§ **Figure content listings**
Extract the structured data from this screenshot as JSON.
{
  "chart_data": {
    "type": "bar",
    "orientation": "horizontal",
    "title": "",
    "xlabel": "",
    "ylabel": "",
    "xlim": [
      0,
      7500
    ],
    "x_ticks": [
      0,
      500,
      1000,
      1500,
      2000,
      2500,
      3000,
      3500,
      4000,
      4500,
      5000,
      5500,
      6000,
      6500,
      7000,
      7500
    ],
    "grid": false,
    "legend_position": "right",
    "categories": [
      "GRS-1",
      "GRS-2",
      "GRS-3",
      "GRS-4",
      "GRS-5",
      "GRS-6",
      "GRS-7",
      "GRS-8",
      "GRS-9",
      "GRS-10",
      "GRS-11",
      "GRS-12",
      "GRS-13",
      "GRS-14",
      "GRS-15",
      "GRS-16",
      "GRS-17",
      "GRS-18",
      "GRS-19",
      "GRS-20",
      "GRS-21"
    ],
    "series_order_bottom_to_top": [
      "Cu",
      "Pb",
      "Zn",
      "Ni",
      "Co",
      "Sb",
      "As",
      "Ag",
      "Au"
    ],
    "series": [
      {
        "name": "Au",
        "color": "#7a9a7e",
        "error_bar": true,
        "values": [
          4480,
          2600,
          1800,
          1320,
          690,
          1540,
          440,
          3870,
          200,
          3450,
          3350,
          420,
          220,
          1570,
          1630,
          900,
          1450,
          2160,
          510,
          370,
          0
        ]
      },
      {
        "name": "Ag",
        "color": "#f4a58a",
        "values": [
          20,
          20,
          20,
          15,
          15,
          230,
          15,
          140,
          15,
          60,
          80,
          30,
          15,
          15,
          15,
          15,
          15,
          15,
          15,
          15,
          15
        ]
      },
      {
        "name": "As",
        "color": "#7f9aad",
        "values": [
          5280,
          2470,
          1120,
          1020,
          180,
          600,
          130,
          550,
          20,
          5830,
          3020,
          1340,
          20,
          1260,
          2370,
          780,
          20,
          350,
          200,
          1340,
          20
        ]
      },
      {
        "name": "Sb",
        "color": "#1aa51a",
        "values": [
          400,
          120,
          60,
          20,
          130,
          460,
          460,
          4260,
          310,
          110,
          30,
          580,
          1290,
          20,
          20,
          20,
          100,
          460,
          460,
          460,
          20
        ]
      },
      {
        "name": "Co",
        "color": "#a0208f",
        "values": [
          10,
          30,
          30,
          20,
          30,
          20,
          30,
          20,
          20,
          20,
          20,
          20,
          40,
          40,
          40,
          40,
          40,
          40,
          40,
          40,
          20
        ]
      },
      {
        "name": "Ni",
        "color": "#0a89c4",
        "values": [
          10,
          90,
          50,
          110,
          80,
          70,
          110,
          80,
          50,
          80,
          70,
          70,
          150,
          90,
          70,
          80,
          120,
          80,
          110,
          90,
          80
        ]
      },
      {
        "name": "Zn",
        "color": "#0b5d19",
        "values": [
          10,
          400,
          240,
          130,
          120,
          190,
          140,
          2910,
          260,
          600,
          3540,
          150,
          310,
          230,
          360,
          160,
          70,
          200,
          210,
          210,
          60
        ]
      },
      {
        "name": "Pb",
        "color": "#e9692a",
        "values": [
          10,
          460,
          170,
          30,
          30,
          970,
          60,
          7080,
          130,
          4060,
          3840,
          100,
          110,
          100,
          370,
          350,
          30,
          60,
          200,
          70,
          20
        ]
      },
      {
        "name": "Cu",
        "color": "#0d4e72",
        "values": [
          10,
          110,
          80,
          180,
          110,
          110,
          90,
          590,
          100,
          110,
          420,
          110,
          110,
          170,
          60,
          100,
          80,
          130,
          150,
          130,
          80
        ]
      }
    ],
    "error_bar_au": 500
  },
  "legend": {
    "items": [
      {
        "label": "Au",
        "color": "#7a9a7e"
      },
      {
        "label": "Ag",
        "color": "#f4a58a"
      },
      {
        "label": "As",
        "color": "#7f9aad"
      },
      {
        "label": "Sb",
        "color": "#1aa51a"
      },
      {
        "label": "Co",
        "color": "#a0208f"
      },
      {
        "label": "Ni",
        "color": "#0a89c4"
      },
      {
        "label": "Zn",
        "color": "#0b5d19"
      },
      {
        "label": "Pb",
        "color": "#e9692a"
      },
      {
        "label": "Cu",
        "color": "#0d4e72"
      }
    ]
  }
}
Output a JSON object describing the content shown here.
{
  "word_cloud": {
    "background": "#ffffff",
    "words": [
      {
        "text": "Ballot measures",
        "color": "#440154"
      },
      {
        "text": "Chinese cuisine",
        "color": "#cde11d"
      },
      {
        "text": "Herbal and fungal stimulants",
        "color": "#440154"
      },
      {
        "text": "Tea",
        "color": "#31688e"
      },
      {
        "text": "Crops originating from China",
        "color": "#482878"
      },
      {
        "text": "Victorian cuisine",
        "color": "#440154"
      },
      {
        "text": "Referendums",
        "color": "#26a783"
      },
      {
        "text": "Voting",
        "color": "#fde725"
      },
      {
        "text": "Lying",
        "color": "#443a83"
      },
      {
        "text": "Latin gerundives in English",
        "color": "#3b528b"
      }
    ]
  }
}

§ **GIVEN INSTRUCTION**
Everything from the line with "Output a JSON" through the last line of the material above should be echoed exactly, and nothing else.

§ **RESPONSE**
Output a JSON object describing the content shown here.
{
  "word_cloud": {
    "background": "#ffffff",
    "words": [
      {
        "text": "Ballot measures",
        "color": "#440154"
      },
      {
        "text": "Chinese cuisine",
        "color": "#cde11d"
      },
      {
        "text": "Herbal and fungal stimulants",
        "color": "#440154"
      },
      {
        "text": "Tea",
        "color": "#31688e"
      },
      {
        "text": "Crops originating from China",
        "color": "#482878"
      },
      {
        "text": "Victorian cuisine",
        "color": "#440154"
      },
      {
        "text": "Referendums",
        "color": "#26a783"
      },
      {
        "text": "Voting",
        "color": "#fde725"
      },
      {
        "text": "Lying",
        "color": "#443a83"
      },
      {
        "text": "Latin gerundives in English",
        "color": "#3b528b"
      }
    ]
  }
}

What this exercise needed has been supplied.